Look through the material below. Copy every line with the string "this" in it.
· · ·
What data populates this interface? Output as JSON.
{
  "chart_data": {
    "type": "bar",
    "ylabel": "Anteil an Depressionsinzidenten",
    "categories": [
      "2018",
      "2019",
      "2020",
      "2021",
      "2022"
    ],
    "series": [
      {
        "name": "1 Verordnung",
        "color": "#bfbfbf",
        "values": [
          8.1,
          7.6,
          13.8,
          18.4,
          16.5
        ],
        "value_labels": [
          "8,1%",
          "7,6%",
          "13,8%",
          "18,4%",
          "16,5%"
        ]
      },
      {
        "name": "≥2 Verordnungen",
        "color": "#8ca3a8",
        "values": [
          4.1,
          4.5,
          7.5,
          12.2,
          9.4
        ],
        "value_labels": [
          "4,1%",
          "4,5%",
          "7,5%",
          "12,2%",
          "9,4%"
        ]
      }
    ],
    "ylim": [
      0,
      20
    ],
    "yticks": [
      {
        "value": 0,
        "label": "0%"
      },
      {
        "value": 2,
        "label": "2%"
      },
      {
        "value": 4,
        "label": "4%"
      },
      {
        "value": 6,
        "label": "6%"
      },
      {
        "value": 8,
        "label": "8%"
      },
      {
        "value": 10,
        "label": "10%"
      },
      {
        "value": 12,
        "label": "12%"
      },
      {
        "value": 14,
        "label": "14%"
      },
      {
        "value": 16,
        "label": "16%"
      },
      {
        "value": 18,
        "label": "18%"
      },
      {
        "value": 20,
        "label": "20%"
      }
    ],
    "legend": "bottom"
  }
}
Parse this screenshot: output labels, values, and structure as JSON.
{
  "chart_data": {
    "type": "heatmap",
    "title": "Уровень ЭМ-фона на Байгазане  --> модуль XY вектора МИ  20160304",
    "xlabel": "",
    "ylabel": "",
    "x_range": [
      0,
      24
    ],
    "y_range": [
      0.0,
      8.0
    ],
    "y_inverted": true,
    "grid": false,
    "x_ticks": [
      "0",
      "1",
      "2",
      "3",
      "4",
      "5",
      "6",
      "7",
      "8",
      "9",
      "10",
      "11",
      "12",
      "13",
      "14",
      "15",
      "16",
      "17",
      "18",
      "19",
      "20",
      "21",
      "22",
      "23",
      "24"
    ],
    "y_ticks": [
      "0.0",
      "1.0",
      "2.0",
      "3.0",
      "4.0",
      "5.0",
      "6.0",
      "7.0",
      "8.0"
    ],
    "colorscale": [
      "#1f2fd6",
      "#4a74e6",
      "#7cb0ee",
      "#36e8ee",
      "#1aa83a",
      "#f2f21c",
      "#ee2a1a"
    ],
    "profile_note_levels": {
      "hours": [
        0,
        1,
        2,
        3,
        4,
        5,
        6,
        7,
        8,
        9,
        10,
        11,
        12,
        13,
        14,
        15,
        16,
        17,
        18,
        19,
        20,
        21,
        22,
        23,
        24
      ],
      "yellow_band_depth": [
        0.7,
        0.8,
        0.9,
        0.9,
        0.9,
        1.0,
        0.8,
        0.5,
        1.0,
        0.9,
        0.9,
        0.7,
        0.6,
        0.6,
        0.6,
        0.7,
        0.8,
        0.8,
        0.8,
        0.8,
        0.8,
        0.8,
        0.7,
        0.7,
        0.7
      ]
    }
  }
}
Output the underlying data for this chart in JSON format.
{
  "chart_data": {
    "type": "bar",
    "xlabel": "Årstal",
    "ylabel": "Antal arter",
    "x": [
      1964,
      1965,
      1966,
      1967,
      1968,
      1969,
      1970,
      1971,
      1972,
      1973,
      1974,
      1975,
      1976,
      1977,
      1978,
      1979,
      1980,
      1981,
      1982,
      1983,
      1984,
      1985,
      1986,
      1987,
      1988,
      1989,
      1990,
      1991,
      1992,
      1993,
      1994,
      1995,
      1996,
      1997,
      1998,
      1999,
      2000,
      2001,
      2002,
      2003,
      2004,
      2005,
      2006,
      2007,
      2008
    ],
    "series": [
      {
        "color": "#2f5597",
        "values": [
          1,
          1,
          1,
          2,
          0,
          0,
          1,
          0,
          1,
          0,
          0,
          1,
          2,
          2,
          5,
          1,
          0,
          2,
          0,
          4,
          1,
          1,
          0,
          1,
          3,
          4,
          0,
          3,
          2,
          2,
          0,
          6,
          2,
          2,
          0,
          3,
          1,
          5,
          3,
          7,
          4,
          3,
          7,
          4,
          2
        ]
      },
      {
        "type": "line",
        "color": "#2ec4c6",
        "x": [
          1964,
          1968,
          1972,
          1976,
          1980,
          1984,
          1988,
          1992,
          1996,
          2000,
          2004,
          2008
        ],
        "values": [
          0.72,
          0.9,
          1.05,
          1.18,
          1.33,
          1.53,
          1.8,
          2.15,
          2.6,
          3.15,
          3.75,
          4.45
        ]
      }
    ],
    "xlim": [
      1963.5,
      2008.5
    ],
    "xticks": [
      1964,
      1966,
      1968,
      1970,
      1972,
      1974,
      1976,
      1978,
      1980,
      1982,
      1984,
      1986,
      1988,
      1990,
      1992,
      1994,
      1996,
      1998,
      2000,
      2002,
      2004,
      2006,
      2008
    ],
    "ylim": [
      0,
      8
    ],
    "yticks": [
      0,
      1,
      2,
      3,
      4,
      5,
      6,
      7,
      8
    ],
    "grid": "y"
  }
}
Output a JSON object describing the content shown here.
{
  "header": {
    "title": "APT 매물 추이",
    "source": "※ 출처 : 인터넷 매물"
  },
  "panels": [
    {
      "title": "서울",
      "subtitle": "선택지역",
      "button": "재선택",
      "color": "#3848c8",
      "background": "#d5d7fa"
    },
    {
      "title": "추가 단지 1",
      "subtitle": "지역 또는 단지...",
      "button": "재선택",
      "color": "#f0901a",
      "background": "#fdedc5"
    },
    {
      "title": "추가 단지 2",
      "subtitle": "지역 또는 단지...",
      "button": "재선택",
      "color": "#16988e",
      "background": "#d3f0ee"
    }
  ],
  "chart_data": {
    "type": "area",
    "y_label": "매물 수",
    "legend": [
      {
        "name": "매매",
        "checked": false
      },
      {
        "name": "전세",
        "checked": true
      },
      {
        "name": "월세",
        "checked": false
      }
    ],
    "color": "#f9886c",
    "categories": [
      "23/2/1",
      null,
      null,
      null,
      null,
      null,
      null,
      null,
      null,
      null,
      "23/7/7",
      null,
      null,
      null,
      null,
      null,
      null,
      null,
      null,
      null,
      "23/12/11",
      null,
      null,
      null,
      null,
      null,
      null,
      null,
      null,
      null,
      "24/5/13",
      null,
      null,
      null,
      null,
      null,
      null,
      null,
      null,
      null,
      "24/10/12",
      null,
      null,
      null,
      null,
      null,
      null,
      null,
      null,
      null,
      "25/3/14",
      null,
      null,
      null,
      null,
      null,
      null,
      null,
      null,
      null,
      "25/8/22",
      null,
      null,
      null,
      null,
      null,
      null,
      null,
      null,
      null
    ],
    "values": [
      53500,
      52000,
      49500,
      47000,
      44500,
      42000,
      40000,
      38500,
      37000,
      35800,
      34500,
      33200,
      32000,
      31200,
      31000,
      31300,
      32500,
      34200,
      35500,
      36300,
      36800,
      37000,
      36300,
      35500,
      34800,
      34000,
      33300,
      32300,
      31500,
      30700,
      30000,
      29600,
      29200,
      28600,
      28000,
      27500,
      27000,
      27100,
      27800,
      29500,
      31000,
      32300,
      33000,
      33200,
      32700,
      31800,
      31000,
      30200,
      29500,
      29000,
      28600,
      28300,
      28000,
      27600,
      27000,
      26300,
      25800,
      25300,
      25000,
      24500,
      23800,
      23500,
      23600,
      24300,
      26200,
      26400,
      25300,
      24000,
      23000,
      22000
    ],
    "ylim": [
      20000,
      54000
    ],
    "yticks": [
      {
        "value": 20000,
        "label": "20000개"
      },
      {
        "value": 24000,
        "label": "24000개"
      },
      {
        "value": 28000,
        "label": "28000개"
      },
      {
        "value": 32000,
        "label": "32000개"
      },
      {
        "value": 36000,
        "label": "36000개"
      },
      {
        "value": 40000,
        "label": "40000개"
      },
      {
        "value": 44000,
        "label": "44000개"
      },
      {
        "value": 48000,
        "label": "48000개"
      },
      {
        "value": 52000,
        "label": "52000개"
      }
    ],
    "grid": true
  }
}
· · ·
◆ RESPONSE TO THE EXERCISE
What data populates this interface? Output as JSON.
Parse this screenshot: output labels, values, and structure as JSON.
Output the underlying data for this chart in JSON format.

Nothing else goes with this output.